Items from a dataset
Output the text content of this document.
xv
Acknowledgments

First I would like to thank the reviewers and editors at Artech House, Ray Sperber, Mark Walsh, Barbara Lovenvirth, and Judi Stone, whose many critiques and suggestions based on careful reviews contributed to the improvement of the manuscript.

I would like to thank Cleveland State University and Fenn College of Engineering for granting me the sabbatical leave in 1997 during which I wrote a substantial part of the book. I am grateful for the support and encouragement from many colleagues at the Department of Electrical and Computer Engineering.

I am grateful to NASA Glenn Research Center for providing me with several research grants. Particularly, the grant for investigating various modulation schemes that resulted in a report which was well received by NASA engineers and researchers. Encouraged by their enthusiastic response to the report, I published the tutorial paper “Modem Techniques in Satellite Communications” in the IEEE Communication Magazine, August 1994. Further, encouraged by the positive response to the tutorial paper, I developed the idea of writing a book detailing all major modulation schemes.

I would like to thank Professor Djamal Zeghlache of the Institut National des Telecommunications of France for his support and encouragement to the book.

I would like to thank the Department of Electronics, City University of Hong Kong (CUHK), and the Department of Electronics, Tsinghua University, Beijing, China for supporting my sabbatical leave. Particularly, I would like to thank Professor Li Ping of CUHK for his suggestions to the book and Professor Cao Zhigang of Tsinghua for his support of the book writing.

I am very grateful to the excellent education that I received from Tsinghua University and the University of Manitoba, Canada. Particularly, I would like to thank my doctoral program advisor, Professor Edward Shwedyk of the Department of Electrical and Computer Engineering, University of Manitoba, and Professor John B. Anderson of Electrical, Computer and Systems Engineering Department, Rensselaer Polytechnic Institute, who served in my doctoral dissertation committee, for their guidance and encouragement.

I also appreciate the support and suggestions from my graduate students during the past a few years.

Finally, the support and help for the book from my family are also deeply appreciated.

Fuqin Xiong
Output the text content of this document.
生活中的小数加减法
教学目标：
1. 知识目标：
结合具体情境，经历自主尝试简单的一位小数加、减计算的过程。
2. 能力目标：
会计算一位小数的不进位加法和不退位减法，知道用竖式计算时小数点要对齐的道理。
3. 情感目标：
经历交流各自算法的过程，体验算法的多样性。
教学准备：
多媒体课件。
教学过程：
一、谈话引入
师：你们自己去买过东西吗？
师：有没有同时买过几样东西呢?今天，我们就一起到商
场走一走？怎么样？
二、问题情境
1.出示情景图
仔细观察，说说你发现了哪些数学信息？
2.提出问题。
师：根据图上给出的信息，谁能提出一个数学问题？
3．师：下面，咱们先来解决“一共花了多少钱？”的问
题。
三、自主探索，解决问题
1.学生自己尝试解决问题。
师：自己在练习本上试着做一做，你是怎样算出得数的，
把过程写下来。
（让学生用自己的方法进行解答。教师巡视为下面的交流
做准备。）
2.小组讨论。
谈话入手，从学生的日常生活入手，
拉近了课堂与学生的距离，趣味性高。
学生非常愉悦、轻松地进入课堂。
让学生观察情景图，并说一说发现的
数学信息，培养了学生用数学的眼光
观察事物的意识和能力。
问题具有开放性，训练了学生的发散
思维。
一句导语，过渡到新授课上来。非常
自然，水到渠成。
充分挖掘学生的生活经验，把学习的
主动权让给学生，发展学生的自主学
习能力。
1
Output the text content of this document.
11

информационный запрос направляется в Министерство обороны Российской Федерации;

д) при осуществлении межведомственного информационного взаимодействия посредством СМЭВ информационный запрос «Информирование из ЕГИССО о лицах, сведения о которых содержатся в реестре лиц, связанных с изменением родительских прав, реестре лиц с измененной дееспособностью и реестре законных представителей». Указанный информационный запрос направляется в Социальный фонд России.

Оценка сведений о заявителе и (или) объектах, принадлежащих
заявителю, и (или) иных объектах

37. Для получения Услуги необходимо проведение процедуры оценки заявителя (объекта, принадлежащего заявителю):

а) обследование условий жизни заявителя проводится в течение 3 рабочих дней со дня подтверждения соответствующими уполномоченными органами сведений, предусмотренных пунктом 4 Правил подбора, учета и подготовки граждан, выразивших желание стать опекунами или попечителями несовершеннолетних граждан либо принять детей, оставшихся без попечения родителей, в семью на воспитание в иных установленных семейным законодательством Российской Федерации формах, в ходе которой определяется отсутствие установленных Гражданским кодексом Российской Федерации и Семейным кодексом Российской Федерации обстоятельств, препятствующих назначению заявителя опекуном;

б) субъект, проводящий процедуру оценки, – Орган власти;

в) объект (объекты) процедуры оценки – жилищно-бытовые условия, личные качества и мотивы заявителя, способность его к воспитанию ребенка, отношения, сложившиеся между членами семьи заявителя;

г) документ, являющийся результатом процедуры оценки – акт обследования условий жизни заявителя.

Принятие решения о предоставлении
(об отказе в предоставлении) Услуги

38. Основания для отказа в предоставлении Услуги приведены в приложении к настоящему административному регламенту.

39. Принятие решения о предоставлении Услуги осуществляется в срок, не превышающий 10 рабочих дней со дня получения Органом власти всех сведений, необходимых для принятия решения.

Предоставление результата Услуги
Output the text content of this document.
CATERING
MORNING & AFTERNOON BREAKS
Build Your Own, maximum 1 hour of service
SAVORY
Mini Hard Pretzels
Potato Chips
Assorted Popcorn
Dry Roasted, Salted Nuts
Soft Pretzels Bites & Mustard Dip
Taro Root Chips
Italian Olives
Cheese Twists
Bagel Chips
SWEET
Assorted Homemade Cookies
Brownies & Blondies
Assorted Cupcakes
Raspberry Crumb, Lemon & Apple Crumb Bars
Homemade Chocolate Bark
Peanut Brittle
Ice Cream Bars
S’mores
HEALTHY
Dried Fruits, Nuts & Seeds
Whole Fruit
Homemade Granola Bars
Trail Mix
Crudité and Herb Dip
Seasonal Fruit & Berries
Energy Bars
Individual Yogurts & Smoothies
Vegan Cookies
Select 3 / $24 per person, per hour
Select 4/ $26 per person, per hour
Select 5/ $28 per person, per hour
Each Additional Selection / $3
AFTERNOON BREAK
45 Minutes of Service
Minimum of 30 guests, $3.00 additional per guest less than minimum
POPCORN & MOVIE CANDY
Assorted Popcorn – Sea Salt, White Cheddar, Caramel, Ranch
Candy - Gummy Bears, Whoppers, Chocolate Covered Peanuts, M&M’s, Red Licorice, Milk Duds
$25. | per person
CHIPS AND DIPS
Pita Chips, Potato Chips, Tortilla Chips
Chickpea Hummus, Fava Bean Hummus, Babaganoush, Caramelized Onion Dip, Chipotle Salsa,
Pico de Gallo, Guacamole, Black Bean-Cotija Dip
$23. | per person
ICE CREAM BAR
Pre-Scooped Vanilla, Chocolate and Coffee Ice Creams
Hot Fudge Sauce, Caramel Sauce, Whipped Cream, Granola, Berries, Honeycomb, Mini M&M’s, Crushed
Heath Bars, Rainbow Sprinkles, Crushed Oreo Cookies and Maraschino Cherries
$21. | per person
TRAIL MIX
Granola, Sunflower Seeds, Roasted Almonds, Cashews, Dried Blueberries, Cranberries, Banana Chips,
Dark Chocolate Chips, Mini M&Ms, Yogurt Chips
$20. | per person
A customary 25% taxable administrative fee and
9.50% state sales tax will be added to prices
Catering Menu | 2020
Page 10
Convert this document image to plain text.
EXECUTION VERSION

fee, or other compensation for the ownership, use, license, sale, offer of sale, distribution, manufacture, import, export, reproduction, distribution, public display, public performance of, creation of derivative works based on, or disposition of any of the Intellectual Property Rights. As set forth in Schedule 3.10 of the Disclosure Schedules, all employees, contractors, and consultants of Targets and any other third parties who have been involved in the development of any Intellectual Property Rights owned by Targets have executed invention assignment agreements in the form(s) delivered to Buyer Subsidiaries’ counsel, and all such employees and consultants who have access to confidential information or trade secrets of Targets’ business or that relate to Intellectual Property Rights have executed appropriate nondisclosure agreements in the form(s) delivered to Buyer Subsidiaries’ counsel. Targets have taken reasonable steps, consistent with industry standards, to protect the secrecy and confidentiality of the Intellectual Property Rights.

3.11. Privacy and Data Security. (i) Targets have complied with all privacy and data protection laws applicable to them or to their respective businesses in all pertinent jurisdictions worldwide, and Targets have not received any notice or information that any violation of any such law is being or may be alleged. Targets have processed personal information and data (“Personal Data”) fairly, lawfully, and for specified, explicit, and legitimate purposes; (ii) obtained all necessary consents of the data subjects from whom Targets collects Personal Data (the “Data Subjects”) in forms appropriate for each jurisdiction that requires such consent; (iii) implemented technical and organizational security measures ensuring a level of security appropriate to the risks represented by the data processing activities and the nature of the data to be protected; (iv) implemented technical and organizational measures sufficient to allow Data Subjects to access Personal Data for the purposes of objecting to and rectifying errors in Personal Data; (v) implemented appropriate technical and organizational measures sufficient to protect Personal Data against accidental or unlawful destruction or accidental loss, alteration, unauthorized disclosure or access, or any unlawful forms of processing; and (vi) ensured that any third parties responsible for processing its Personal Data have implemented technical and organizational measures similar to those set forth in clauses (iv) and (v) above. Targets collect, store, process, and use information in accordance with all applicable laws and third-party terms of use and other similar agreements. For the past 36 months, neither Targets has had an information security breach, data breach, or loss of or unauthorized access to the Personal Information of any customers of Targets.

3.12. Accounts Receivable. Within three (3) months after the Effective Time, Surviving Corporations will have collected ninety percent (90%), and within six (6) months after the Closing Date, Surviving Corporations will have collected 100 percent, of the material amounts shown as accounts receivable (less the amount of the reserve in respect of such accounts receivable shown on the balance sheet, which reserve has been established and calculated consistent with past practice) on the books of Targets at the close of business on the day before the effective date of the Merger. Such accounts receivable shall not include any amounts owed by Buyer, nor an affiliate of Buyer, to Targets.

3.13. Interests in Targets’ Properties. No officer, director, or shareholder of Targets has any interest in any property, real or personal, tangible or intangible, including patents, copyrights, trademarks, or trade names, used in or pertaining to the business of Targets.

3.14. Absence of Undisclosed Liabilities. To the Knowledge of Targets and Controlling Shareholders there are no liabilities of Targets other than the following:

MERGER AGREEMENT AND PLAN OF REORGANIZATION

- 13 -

# [The task]
Show all lines from the records above where the word "Seeds" occurs.

# [Full output]
Dried Fruits, Nuts & Seeds
Granola, Sunflower Seeds, Roasted Almonds, Cashews, Dried Blueberries, Cranberries, Banana Chips,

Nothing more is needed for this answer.